--- Data shown ---

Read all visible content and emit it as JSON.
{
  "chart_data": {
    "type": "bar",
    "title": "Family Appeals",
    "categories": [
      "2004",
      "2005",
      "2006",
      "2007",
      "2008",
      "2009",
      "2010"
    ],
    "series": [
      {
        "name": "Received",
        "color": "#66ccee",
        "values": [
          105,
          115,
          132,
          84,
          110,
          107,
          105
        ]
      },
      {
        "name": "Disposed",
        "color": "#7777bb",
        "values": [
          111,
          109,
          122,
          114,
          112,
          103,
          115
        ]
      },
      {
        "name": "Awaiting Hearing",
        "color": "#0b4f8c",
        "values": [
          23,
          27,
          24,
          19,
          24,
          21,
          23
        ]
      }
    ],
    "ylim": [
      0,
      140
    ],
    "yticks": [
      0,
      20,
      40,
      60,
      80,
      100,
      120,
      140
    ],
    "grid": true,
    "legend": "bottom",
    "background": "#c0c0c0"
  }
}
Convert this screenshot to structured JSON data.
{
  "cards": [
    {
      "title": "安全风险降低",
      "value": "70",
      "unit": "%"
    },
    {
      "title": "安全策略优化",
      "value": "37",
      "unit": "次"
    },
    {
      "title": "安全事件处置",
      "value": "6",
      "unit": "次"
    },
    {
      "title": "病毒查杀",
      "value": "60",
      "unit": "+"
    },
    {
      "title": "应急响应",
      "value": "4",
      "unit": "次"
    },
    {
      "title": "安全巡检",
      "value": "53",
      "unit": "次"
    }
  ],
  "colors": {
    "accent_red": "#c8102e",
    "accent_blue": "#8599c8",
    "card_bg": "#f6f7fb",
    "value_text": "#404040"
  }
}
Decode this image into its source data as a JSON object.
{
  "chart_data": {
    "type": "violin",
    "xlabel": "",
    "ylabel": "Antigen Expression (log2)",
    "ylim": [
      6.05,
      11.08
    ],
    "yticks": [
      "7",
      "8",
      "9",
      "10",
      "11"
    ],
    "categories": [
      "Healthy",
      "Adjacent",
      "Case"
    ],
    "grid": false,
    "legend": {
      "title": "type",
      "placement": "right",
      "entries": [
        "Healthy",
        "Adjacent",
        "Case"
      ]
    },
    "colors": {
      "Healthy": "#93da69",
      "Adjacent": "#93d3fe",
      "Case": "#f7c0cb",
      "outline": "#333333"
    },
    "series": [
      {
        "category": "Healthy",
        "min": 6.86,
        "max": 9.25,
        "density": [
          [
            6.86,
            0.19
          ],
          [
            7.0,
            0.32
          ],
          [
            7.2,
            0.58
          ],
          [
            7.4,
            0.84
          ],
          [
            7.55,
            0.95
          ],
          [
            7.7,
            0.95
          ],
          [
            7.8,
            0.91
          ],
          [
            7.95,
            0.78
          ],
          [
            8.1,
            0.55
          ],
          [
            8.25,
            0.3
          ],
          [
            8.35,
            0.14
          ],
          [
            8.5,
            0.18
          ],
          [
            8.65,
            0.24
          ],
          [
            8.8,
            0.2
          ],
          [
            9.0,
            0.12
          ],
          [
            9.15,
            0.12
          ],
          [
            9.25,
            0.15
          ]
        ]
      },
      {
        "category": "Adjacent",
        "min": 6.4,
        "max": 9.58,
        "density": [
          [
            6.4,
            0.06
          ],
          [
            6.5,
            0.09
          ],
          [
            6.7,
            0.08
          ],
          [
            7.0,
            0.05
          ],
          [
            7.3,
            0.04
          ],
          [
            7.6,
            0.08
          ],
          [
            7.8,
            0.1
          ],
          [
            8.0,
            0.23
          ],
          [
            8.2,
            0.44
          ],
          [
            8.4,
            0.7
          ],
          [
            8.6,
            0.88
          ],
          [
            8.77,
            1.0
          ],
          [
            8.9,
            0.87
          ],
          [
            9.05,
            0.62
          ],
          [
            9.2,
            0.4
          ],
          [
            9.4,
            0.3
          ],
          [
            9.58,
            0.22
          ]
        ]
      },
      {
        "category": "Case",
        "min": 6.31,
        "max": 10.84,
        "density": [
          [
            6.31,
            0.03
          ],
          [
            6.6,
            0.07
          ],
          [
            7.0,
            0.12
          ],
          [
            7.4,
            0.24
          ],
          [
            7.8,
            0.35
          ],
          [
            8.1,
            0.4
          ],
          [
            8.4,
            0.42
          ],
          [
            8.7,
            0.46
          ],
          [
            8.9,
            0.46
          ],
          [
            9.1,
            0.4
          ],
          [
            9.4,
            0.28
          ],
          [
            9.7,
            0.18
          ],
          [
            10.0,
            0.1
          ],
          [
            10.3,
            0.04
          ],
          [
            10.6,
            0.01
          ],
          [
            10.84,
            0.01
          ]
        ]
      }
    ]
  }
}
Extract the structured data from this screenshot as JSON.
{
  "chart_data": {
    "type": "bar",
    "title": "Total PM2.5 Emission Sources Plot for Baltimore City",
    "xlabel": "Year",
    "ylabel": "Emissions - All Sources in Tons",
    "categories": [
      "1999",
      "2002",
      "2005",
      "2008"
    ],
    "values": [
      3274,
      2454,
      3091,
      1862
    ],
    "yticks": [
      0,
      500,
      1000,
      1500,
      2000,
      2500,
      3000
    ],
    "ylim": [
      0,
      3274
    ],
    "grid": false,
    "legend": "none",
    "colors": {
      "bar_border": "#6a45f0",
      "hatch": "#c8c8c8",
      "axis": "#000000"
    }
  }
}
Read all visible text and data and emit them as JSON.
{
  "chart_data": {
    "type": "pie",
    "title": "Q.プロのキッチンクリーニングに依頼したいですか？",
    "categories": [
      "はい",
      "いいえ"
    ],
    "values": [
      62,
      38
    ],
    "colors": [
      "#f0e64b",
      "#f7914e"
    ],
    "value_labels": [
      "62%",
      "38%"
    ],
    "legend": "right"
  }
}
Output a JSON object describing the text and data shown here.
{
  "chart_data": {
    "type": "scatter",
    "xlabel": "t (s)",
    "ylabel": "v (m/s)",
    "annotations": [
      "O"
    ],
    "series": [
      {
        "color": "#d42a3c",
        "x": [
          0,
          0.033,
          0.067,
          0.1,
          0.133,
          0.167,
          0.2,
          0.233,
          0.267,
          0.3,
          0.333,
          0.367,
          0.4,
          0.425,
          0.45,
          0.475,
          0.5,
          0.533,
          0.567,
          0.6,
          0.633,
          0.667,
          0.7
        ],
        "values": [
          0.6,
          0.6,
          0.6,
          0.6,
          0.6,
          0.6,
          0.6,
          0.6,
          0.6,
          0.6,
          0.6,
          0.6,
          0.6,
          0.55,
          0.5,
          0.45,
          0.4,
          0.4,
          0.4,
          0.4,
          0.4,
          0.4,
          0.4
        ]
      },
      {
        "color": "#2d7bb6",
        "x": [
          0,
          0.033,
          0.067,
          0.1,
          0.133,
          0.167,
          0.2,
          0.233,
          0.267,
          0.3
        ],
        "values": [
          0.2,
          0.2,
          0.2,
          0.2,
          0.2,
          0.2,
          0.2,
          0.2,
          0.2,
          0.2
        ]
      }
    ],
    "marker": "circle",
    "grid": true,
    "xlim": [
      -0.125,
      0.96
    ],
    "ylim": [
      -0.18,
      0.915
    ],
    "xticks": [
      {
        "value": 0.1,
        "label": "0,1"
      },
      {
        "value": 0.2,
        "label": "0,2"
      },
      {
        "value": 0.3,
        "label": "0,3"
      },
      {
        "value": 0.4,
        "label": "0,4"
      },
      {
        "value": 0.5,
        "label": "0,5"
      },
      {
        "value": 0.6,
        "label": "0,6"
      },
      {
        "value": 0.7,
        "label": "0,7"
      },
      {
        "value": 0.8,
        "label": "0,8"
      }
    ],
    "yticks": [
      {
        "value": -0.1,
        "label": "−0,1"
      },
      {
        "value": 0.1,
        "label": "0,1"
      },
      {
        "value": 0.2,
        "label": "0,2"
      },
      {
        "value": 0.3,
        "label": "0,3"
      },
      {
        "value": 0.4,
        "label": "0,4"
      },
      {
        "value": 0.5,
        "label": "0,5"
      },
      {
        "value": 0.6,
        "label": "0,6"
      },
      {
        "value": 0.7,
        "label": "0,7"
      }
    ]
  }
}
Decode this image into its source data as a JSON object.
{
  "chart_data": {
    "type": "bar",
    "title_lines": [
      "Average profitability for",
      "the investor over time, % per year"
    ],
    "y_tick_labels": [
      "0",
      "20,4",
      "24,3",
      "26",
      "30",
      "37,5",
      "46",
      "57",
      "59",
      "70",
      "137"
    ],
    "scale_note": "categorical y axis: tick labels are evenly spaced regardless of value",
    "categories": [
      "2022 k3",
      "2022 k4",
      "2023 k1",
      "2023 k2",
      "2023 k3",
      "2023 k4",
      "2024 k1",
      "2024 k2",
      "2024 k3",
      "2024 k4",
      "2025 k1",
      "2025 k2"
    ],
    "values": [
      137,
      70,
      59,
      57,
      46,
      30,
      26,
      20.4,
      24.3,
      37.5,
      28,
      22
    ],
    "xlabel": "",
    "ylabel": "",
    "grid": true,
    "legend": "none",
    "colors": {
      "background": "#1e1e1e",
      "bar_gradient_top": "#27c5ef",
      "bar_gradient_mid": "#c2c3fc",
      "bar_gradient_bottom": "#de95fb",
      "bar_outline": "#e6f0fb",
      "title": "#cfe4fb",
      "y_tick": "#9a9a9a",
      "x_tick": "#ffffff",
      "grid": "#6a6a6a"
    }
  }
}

---

• Goal of the exercise
Looking at the data above, show all lines where the word "JSON" occurs.

• Response to the exercise
Read all visible content and emit it as JSON.
Convert this screenshot to structured JSON data.
Decode this image into its source data as a JSON object.
Extract the structured data from this screenshot as JSON.
Read all visible text and data and emit them as JSON.
Output a JSON object describing the text and data shown here.
Decode this image into its source data as a JSON object.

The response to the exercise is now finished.